* [Task requirements]: Output every entry exactly as given.

* [Data to process]:
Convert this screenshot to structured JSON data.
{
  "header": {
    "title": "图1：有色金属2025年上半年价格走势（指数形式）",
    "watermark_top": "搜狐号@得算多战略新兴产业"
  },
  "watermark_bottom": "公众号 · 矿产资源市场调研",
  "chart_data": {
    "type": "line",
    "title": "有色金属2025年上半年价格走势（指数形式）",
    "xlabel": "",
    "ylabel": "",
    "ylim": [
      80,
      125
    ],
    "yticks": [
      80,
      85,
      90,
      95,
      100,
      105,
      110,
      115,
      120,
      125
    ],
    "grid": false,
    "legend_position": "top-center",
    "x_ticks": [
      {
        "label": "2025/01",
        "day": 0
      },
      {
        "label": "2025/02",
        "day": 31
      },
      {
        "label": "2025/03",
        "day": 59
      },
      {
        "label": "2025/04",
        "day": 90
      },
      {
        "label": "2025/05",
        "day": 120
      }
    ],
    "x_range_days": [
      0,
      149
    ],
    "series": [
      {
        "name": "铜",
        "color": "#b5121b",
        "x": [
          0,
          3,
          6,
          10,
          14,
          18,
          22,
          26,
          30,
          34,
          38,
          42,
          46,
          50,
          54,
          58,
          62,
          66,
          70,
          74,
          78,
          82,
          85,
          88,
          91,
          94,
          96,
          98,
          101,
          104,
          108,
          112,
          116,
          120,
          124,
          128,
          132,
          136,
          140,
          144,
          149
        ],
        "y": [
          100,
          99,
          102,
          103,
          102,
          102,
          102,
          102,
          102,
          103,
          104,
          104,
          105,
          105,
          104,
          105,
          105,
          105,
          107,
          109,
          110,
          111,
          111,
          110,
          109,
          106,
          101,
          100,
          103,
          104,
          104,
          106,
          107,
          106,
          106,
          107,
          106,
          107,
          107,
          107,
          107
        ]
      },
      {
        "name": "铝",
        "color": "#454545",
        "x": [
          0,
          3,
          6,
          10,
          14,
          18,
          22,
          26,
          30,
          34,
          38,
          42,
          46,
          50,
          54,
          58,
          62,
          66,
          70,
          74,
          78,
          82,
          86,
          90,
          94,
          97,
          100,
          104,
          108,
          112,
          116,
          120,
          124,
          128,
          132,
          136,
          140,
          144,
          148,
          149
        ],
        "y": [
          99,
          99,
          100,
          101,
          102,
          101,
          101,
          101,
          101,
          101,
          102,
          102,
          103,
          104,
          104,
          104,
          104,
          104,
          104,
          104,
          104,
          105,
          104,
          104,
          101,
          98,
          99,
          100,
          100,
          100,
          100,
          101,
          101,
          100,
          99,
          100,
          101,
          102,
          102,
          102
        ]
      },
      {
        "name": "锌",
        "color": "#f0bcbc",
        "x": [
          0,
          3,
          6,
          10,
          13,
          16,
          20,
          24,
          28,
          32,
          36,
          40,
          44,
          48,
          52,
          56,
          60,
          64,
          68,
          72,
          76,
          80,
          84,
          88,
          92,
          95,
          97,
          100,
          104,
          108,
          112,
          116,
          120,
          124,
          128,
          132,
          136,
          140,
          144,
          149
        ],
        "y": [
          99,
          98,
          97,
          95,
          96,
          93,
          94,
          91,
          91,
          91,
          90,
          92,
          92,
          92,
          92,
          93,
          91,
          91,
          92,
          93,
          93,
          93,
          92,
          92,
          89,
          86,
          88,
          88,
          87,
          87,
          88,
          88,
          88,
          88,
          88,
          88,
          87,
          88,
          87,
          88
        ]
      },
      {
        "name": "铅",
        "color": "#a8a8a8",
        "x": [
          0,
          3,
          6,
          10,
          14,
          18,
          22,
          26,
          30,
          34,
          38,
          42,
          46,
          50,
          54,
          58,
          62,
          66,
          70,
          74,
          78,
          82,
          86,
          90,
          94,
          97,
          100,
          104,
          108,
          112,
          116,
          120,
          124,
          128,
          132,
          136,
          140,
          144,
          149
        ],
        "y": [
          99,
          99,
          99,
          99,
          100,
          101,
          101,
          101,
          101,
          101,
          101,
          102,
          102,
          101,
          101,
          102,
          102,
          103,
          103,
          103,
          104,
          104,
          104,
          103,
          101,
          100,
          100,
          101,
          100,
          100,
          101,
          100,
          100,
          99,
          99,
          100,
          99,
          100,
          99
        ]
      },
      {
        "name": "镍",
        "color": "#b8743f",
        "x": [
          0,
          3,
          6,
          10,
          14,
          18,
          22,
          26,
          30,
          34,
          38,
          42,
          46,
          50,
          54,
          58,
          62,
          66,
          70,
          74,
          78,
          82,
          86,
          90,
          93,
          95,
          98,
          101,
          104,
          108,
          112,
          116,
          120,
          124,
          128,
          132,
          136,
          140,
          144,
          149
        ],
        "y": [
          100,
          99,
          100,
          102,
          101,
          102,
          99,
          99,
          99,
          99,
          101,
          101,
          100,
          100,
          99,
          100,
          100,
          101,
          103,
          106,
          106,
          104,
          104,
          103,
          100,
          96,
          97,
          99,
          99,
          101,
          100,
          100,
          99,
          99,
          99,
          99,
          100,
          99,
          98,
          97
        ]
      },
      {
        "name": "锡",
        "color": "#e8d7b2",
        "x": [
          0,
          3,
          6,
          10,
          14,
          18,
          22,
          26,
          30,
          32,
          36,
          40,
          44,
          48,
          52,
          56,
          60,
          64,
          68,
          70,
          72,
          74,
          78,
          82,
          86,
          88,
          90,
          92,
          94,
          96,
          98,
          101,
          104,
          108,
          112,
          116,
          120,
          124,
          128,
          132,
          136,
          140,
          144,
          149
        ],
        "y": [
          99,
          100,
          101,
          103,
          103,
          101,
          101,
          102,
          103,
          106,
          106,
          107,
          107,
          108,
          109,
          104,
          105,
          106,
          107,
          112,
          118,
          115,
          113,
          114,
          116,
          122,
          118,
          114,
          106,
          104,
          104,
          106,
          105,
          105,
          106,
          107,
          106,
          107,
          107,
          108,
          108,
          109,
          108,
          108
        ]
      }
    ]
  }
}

* [Exercise answer]:
Convert this screenshot to structured JSON data.
{
  "header": {
    "title": "图1：有色金属2025年上半年价格走势（指数形式）",
    "watermark_top": "搜狐号@得算多战略新兴产业"
  },
  "watermark_bottom": "公众号 · 矿产资源市场调研",
  "chart_data": {
    "type": "line",
    "title": "有色金属2025年上半年价格走势（指数形式）",
    "xlabel": "",
    "ylabel": "",
    "ylim": [
      80,
      125
    ],
    "yticks": [
      80,
      85,
      90,
      95,
      100,
      105,
      110,
      115,
      120,
      125
    ],
    "grid": false,
    "legend_position": "top-center",
    "x_ticks": [
      {
        "label": "2025/01",
        "day": 0
      },
      {
        "label": "2025/02",
        "day": 31
      },
      {
        "label": "2025/03",
        "day": 59
      },
      {
        "label": "2025/04",
        "day": 90
      },
      {
        "label": "2025/05",
        "day": 120
      }
    ],
    "x_range_days": [
      0,
      149
    ],
    "series": [
      {
        "name": "铜",
        "color": "#b5121b",
        "x": [
          0,
          3,
          6,
          10,
          14,
          18,
          22,
          26,
          30,
          34,
          38,
          42,
          46,
          50,
          54,
          58,
          62,
          66,
          70,
          74,
          78,
          82,
          85,
          88,
          91,
          94,
          96,
          98,
          101,
          104,
          108,
          112,
          116,
          120,
          124,
          128,
          132,
          136,
          140,
          144,
          149
        ],
        "y": [
          100,
          99,
          102,
          103,
          102,
          102,
          102,
          102,
          102,
          103,
          104,
          104,
          105,
          105,
          104,
          105,
          105,
          105,
          107,
          109,
          110,
          111,
          111,
          110,
          109,
          106,
          101,
          100,
          103,
          104,
          104,
          106,
          107,
          106,
          106,
          107,
          106,
          107,
          107,
          107,
          107
        ]
      },
      {
        "name": "铝",
        "color": "#454545",
        "x": [
          0,
          3,
          6,
          10,
          14,
          18,
          22,
          26,
          30,
          34,
          38,
          42,
          46,
          50,
          54,
          58,
          62,
          66,
          70,
          74,
          78,
          82,
          86,
          90,
          94,
          97,
          100,
          104,
          108,
          112,
          116,
          120,
          124,
          128,
          132,
          136,
          140,
          144,
          148,
          149
        ],
        "y": [
          99,
          99,
          100,
          101,
          102,
          101,
          101,
          101,
          101,
          101,
          102,
          102,
          103,
          104,
          104,
          104,
          104,
          104,
          104,
          104,
          104,
          105,
          104,
          104,
          101,
          98,
          99,
          100,
          100,
          100,
          100,
          101,
          101,
          100,
          99,
          100,
          101,
          102,
          102,
          102
        ]
      },
      {
        "name": "锌",
        "color": "#f0bcbc",
        "x": [
          0,
          3,
          6,
          10,
          13,
          16,
          20,
          24,
          28,
          32,
          36,
          40,
          44,
          48,
          52,
          56,
          60,
          64,
          68,
          72,
          76,
          80,
          84,
          88,
          92,
          95,
          97,
          100,
          104,
          108,
          112,
          116,
          120,
          124,
          128,
          132,
          136,
          140,
          144,
          149
        ],
        "y": [
          99,
          98,
          97,
          95,
          96,
          93,
          94,
          91,
          91,
          91,
          90,
          92,
          92,
          92,
          92,
          93,
          91,
          91,
          92,
          93,
          93,
          93,
          92,
          92,
          89,
          86,
          88,
          88,
          87,
          87,
          88,
          88,
          88,
          88,
          88,
          88,
          87,
          88,
          87,
          88
        ]
      },
      {
        "name": "铅",
        "color": "#a8a8a8",
        "x": [
          0,
          3,
          6,
          10,
          14,
          18,
          22,
          26,
          30,
          34,
          38,
          42,
          46,
          50,
          54,
          58,
          62,
          66,
          70,
          74,
          78,
          82,
          86,
          90,
          94,
          97,
          100,
          104,
          108,
          112,
          116,
          120,
          124,
          128,
          132,
          136,
          140,
          144,
          149
        ],
        "y": [
          99,
          99,
          99,
          99,
          100,
          101,
          101,
          101,
          101,
          101,
          101,
          102,
          102,
          101,
          101,
          102,
          102,
          103,
          103,
          103,
          104,
          104,
          104,
          103,
          101,
          100,
          100,
          101,
          100,
          100,
          101,
          100,
          100,
          99,
          99,
          100,
          99,
          100,
          99
        ]
      },
      {
        "name": "镍",
        "color": "#b8743f",
        "x": [
          0,
          3,
          6,
          10,
          14,
          18,
          22,
          26,
          30,
          34,
          38,
          42,
          46,
          50,
          54,
          58,
          62,
          66,
          70,
          74,
          78,
          82,
          86,
          90,
          93,
          95,
          98,
          101,
          104,
          108,
          112,
          116,
          120,
          124,
          128,
          132,
          136,
          140,
          144,
          149
        ],
        "y": [
          100,
          99,
          100,
          102,
          101,
          102,
          99,
          99,
          99,
          99,
          101,
          101,
          100,
          100,
          99,
          100,
          100,
          101,
          103,
          106,
          106,
          104,
          104,
          103,
          100,
          96,
          97,
          99,
          99,
          101,
          100,
          100,
          99,
          99,
          99,
          99,
          100,
          99,
          98,
          97
        ]
      },
      {
        "name": "锡",
        "color": "#e8d7b2",
        "x": [
          0,
          3,
          6,
          10,
          14,
          18,
          22,
          26,
          30,
          32,
          36,
          40,
          44,
          48,
          52,
          56,
          60,
          64,
          68,
          70,
          72,
          74,
          78,
          82,
          86,
          88,
          90,
          92,
          94,
          96,
          98,
          101,
          104,
          108,
          112,
          116,
          120,
          124,
          128,
          132,
          136,
          140,
          144,
          149
        ],
        "y": [
          99,
          100,
          101,
          103,
          103,
          101,
          101,
          102,
          103,
          106,
          106,
          107,
          107,
          108,
          109,
          104,
          105,
          106,
          107,
          112,
          118,
          115,
          113,
          114,
          116,
          122,
          118,
          114,
          106,
          104,
          104,
          106,
          105,
          105,
          106,
          107,
          106,
          107,
          107,
          108,
          108,
          109,
          108,
          108
        ]
      }
    ]
  }
}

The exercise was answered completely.